▸ **WRITTEN PROBLEM**
Below are some entries. Output each one exactly as it appears.

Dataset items

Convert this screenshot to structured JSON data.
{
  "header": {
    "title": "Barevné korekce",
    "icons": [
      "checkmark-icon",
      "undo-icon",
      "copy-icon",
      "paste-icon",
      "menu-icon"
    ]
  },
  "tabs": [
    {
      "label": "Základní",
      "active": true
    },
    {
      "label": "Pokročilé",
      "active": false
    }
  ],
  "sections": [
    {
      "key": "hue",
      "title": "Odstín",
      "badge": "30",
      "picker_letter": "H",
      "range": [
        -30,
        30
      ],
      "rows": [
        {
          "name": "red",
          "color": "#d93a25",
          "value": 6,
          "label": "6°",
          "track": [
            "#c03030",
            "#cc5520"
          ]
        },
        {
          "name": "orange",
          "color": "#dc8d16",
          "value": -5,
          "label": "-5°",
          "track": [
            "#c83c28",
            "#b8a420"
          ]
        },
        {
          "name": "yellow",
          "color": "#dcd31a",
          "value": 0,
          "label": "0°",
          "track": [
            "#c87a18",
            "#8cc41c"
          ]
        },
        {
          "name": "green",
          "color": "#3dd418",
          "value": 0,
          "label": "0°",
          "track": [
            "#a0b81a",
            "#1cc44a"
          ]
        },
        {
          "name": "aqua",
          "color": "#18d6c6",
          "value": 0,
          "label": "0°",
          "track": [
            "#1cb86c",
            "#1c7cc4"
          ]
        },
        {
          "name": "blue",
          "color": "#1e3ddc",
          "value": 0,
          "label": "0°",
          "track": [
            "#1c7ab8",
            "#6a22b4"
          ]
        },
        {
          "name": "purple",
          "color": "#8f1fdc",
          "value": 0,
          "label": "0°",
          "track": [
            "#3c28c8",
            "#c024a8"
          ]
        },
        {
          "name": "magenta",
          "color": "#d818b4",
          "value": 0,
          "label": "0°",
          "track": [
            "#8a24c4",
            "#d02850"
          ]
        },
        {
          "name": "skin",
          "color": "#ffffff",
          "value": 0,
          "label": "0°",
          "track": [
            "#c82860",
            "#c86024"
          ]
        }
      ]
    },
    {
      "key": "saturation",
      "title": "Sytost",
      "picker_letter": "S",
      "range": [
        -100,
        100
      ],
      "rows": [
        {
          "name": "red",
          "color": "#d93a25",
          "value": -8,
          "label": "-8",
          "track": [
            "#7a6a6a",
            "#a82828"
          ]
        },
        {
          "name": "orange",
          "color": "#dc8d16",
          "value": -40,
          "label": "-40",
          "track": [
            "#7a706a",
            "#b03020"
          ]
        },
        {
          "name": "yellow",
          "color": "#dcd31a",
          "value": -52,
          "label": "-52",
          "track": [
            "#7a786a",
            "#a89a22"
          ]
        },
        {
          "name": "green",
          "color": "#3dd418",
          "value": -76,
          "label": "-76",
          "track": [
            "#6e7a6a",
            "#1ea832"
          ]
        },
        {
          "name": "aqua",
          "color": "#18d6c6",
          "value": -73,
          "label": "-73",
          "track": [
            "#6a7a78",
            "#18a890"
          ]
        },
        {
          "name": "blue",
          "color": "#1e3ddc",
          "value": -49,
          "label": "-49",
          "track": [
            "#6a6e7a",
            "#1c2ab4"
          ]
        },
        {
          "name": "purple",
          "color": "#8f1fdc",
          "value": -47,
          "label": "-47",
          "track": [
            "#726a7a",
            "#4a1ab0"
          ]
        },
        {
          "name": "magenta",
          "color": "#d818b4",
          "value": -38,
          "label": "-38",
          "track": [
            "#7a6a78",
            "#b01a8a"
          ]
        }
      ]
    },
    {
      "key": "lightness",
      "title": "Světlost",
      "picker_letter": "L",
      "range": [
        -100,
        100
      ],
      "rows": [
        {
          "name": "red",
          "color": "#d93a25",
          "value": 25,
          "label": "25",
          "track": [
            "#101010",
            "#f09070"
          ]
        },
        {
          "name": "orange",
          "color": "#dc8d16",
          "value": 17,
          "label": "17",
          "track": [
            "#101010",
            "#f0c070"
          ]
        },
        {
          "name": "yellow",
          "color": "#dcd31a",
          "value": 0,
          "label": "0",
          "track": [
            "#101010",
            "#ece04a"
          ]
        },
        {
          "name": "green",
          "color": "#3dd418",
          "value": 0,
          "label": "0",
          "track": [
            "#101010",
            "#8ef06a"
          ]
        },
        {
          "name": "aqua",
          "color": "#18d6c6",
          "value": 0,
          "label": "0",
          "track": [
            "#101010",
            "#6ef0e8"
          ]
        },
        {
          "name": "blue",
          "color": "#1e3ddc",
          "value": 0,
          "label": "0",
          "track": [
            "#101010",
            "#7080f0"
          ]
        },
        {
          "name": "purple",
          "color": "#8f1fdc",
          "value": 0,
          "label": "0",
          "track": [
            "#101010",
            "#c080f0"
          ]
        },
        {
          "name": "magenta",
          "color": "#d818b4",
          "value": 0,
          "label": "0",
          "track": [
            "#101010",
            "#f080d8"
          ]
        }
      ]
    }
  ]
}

▸ **EXPECTED ANSWER**
Convert this screenshot to structured JSON data.
{
  "header": {
    "title": "Barevné korekce",
    "icons": [
      "checkmark-icon",
      "undo-icon",
      "copy-icon",
      "paste-icon",
      "menu-icon"
    ]
  },
  "tabs": [
    {
      "label": "Základní",
      "active": true
    },
    {
      "label": "Pokročilé",
      "active": false
    }
  ],
  "sections": [
    {
      "key": "hue",
      "title": "Odstín",
      "badge": "30",
      "picker_letter": "H",
      "range": [
        -30,
        30
      ],
      "rows": [
        {
          "name": "red",
          "color": "#d93a25",
          "value": 6,
          "label": "6°",
          "track": [
            "#c03030",
            "#cc5520"
          ]
        },
        {
          "name": "orange",
          "color": "#dc8d16",
          "value": -5,
          "label": "-5°",
          "track": [
            "#c83c28",
            "#b8a420"
          ]
        },
        {
          "name": "yellow",
          "color": "#dcd31a",
          "value": 0,
          "label": "0°",
          "track": [
            "#c87a18",
            "#8cc41c"
          ]
        },
        {
          "name": "green",
          "color": "#3dd418",
          "value": 0,
          "label": "0°",
          "track": [
            "#a0b81a",
            "#1cc44a"
          ]
        },
        {
          "name": "aqua",
          "color": "#18d6c6",
          "value": 0,
          "label": "0°",
          "track": [
            "#1cb86c",
            "#1c7cc4"
          ]
        },
        {
          "name": "blue",
          "color": "#1e3ddc",
          "value": 0,
          "label": "0°",
          "track": [
            "#1c7ab8",
            "#6a22b4"
          ]
        },
        {
          "name": "purple",
          "color": "#8f1fdc",
          "value": 0,
          "label": "0°",
          "track": [
            "#3c28c8",
            "#c024a8"
          ]
        },
        {
          "name": "magenta",
          "color": "#d818b4",
          "value": 0,
          "label": "0°",
          "track": [
            "#8a24c4",
            "#d02850"
          ]
        },
        {
          "name": "skin",
          "color": "#ffffff",
          "value": 0,
          "label": "0°",
          "track": [
            "#c82860",
            "#c86024"
          ]
        }
      ]
    },
    {
      "key": "saturation",
      "title": "Sytost",
      "picker_letter": "S",
      "range": [
        -100,
        100
      ],
      "rows": [
        {
          "name": "red",
          "color": "#d93a25",
          "value": -8,
          "label": "-8",
          "track": [
            "#7a6a6a",
            "#a82828"
          ]
        },
        {
          "name": "orange",
          "color": "#dc8d16",
          "value": -40,
          "label": "-40",
          "track": [
            "#7a706a",
            "#b03020"
          ]
        },
        {
          "name": "yellow",
          "color": "#dcd31a",
          "value": -52,
          "label": "-52",
          "track": [
            "#7a786a",
            "#a89a22"
          ]
        },
        {
          "name": "green",
          "color": "#3dd418",
          "value": -76,
          "label": "-76",
          "track": [
            "#6e7a6a",
            "#1ea832"
          ]
        },
        {
          "name": "aqua",
          "color": "#18d6c6",
          "value": -73,
          "label": "-73",
          "track": [
            "#6a7a78",
            "#18a890"
          ]
        },
        {
          "name": "blue",
          "color": "#1e3ddc",
          "value": -49,
          "label": "-49",
          "track": [
            "#6a6e7a",
            "#1c2ab4"
          ]
        },
        {
          "name": "purple",
          "color": "#8f1fdc",
          "value": -47,
          "label": "-47",
          "track": [
            "#726a7a",
            "#4a1ab0"
          ]
        },
        {
          "name": "magenta",
          "color": "#d818b4",
          "value": -38,
          "label": "-38",
          "track": [
            "#7a6a78",
            "#b01a8a"
          ]
        }
      ]
    },
    {
      "key": "lightness",
      "title": "Světlost",
      "picker_letter": "L",
      "range": [
        -100,
        100
      ],
      "rows": [
        {
          "name": "red",
          "color": "#d93a25",
          "value": 25,
          "label": "25",
          "track": [
            "#101010",
            "#f09070"
          ]
        },
        {
          "name": "orange",
          "color": "#dc8d16",
          "value": 17,
          "label": "17",
          "track": [
            "#101010",
            "#f0c070"
          ]
        },
        {
          "name": "yellow",
          "color": "#dcd31a",
          "value": 0,
          "label": "0",
          "track": [
            "#101010",
            "#ece04a"
          ]
        },
        {
          "name": "green",
          "color": "#3dd418",
          "value": 0,
          "label": "0",
          "track": [
            "#101010",
            "#8ef06a"
          ]
        },
        {
          "name": "aqua",
          "color": "#18d6c6",
          "value": 0,
          "label": "0",
          "track": [
            "#101010",
            "#6ef0e8"
          ]
        },
        {
          "name": "blue",
          "color": "#1e3ddc",
          "value": 0,
          "label": "0",
          "track": [
            "#101010",
            "#7080f0"
          ]
        },
        {
          "name": "purple",
          "color": "#8f1fdc",
          "value": 0,
          "label": "0",
          "track": [
            "#101010",
            "#c080f0"
          ]
        },
        {
          "name": "magenta",
          "color": "#d818b4",
          "value": 0,
          "label": "0",
          "track": [
            "#101010",
            "#f080d8"
          ]
        }
      ]
    }
  ]
}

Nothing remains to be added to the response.